__Page__
□ □ □

Redefining Customer Service
Customer Support | Phone: 717-558-5975


 

Why Do IPC Standards Matter? Improved Product Quality and Reliability Improved Communication
Reduced Costs Improved Reputation and New Opportunities Terminology You Should Know
A History of IPC Standards Examples of IPC Standards Our Commitment to Quality

Guide to IPC Standards for PCBs

As manufacturers of printed circuit boards, or PCBs, know, ensuring quality throughout the manufacturing process is critical and requires careful attention at all phases. Adhering to standards from the trade association IPC can help.

What Is IPC?

IPC is the trade association for the electronic interconnection industry. It provides standards for the assembly and protection of electronic equipment, as well as training, market research and public policy advocacy.

IPC is a member-driven organization and has more than 4,800 member companies around the world. Its members include companies in all aspects of the global electronics industry, including designers, suppliers, board manufacturers, assembly companies and original equipment manufacturers.

The organization got its start in 1957 as the Institute for Printed Circuits. It later changed its name to the Institute for Interconnecting and Packaging Electronic Circuits due to the expansion to packaging and electronic assemblies from bare boards. In 1999, it adopted the name IPC, with the tagline Association Connecting Electronics Industries.

IPC has its headquarters in Bannockburn, Ill., and has other offices around the United States and the world, including in India, China, Sweden and Russia.

The American National Standards Institute has accredited IPC as a standard-developing organization. What are IPC standards? They are the most widely recognized acceptability codes in the electronics industry. The organization publishes standards for nearly every phase of the electronic product development cycle, including design, purchasing, assembly, packaging and more. IPC currently has more than 300 active standards and more than 1,000 standards in its resource library.

□ □ □

__Extracted information__
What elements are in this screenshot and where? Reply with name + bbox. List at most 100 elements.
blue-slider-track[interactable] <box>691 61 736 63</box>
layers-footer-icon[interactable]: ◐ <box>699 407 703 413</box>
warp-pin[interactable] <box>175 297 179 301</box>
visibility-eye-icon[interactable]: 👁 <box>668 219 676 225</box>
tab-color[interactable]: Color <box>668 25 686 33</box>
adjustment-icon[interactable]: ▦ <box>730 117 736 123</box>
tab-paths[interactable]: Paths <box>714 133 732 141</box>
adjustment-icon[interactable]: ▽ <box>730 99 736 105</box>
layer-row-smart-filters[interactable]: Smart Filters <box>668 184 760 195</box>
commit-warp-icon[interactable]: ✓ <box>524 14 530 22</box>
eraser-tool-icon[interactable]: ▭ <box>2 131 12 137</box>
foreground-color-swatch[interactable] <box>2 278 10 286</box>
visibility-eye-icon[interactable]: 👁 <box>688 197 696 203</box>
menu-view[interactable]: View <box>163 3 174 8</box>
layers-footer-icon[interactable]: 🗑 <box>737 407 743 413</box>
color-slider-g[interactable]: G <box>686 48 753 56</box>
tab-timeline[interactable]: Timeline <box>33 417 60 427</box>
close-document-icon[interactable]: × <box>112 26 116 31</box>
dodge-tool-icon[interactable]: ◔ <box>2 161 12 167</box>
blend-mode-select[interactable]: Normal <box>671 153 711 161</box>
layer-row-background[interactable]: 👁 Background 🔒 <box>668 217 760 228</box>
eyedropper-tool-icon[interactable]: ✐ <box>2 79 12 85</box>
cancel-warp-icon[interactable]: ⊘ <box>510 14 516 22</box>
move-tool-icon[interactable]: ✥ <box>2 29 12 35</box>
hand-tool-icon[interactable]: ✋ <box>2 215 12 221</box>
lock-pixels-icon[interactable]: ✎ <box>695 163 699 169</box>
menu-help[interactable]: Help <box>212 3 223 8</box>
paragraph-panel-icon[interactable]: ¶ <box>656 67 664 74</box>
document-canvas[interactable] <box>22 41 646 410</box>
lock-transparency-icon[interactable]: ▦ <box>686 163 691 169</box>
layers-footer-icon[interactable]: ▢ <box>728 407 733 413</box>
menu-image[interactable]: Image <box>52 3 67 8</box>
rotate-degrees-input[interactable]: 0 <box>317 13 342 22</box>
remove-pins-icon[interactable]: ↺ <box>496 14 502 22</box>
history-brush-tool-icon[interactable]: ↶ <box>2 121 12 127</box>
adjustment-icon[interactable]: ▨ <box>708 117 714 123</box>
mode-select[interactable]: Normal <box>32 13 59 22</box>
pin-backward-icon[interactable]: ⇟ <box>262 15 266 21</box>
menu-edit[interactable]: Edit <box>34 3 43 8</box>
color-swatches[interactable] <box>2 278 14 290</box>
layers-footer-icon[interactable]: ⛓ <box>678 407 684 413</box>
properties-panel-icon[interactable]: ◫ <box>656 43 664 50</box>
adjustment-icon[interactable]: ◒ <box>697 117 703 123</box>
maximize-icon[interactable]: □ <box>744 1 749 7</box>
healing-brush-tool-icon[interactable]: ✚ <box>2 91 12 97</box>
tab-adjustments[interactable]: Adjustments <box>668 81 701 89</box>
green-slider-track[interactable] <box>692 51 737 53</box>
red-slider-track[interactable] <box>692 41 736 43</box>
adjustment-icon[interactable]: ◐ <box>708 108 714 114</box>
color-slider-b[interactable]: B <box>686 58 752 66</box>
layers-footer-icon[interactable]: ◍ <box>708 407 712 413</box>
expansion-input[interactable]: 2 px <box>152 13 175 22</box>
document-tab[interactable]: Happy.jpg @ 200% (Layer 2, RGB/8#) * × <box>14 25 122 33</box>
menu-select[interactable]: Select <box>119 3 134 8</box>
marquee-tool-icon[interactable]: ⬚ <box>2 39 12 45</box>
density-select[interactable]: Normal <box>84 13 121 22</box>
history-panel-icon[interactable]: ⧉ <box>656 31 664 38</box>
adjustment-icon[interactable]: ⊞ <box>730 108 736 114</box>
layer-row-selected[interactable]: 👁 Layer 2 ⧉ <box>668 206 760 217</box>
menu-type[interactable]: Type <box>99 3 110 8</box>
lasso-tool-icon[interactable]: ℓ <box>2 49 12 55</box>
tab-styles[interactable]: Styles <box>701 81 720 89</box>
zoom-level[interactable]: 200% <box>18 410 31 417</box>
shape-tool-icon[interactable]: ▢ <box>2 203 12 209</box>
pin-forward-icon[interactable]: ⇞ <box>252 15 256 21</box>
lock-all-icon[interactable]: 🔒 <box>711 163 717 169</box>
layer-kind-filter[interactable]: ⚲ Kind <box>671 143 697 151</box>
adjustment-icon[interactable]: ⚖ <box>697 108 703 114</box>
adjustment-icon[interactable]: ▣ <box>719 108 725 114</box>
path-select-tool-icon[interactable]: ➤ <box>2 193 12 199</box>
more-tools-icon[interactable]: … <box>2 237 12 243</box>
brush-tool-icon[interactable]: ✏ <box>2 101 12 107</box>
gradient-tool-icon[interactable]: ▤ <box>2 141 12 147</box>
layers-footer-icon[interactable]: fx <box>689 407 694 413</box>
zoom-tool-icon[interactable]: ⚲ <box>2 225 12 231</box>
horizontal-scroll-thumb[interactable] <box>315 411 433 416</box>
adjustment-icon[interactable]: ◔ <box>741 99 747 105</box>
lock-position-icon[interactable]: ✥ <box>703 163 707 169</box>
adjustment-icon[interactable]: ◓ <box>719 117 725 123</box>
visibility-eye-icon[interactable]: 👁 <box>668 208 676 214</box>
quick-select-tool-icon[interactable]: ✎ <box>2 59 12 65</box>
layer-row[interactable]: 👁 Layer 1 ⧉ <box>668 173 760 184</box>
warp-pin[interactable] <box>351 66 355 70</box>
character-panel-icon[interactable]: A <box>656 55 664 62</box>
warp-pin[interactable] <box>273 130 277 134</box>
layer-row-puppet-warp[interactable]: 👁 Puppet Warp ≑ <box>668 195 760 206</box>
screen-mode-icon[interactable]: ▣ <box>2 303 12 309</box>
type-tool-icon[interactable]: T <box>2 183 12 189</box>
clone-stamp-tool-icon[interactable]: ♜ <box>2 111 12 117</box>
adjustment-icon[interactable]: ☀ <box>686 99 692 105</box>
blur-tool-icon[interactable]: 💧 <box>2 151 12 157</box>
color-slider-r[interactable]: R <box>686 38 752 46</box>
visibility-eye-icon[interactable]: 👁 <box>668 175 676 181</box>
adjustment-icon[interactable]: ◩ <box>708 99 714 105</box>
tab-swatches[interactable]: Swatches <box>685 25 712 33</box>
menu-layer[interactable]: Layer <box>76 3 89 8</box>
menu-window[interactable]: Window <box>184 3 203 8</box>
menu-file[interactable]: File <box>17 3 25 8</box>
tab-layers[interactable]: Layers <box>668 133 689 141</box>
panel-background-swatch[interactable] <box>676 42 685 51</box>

□ □ □

__Direction A__
According to the guide to IPC standards above, in what year did the organization adopt the name IPC?
__Direction B__
Carry the guide to IPC standards forward from its last sentence.

__Exercise response A__
1999

__Exercise response B__
Committees of volunteers from across the electronics industry draft, edit and vote on IPC standards. More than 3,000 industry professionals across the globe participate in this process. Committees can include people from around the world, as members can participate via in-person meetings, teleconference and email.

The association provides validation services programs, including a standards gap analysis that helps organizations address manufacturing issues and determine what they need to do to reach compliance with standards. It maintains a qualified manufacturers list and qualified products to help you determine if a product complies with IPC standards.

There are more than 110 IPC-licensed training centers around the world. The organization also offers online and multimedia educational and training resources. It hosts educational events, as well as technical and management conferences including IPC APEX EXPO, which is the largest electronics manufacturing industry exhibition in North America, and APEX South China.

Additionally, the organization conducts market research and does work in government relations and environmental policy. IPC advocates for the electronics industry, with regulators around the world.

Why Do IPC Standards Matter?

Producing safe, reliable, high-performing PCB products requires persistent attention to detail and commitment to quality throughout the production process. Adhering to IPC standards throughout the process can help companies achieve that.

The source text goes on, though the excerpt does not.